**The request**
Look through the entries below and count the lines with the word "서류심사" in them; give only the number.

Data records:
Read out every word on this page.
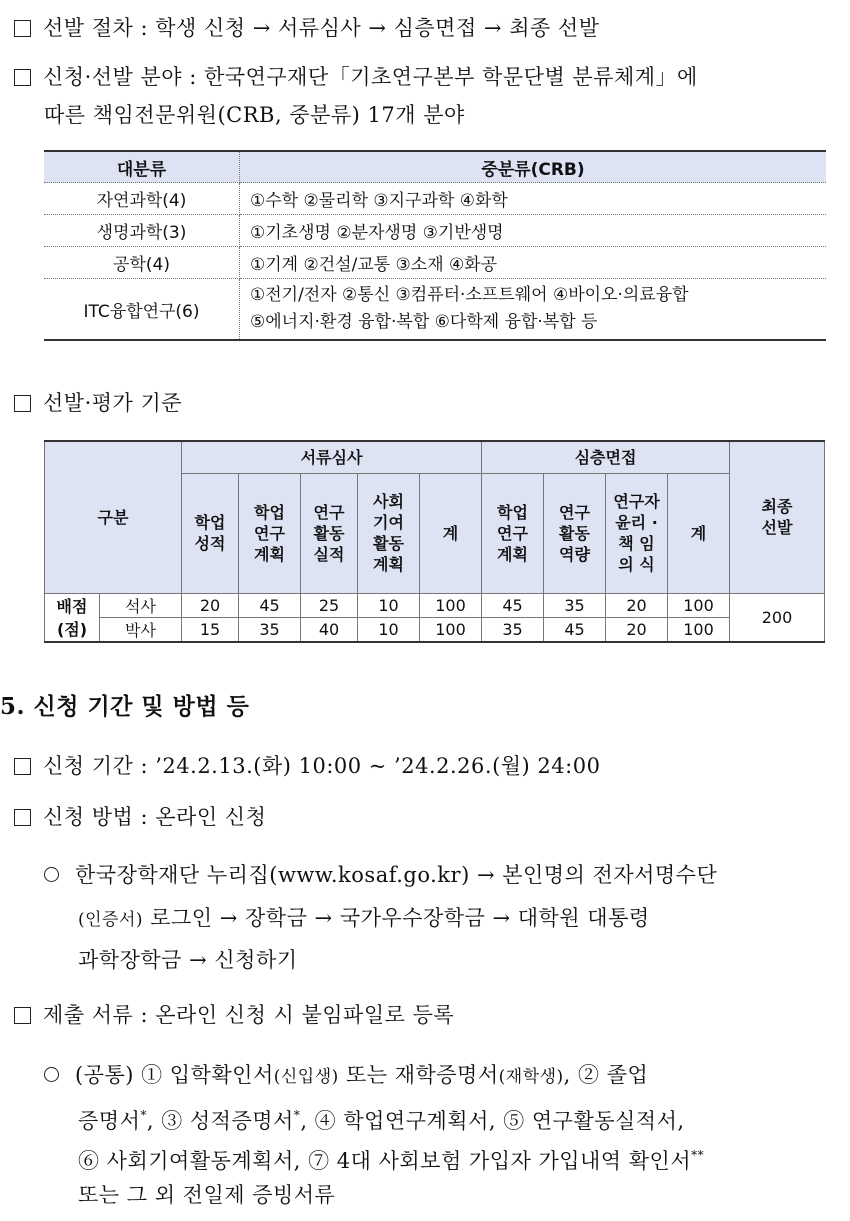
선발 절차 : 학생 신청 → 서류심사 → 심층면접 → 최종 선발
신청·선발 분야 : 한국연구재단「기초연구본부 학문단별 분류체계」에
따른 책임전문위원(CRB, 중분류) 17개 분야
대분류	중분류(CRB)
자연과학(4)	①수학 ②물리학 ③지구과학 ④화학
생명과학(3)	①기초생명 ②분자생명 ③기반생명
공학(4)	①기계 ②건설/교통 ③소재 ④화공
ITC융합연구(6)	①전기/전자 ②통신 ③컴퓨터·소프트웨어 ④바이오·의료융합
⑤에너지·환경 융합·복합 ⑥다학제 융합·복합 등
선발·평가 기준
구분		서류심사					심층면접				최종 선발

		학업 성적	학업 연구 계획	연구 활동 실적	사회 기여 활동 계획	계	학업 연구 계획	연구 활동 역량	연구자 윤리 · 책 임 의 식	계	

배점 (점)	석사	20	45	25	10	100	45	35	20	100	200
	박사	15	35	40	10	100	35	45	20	100	
5. 신청 기간 및 방법 등
신청 기간 : ’24.2.13.(화) 10:00 ~ ’24.2.26.(월) 24:00
신청 방법 : 온라인 신청
한국장학재단 누리집(www.kosaf.go.kr) → 본인명의 전자서명수단
(인증서) 로그인 → 장학금 → 국가우수장학금 → 대학원 대통령
과학장학금 → 신청하기
제출 서류 : 온라인 신청 시 붙임파일로 등록
(공통) ① 입학확인서(신입생) 또는 재학증명서(재학생), ② 졸업
증명서*, ③ 성적증명서*, ④ 학업연구계획서, ⑤ 연구활동실적서,
⑥ 사회기여활동계획서, ⑦ 4대 사회보험 가입자 가입내역 확인서**
또는 그 외 전일제 증빙서류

**Solution**
2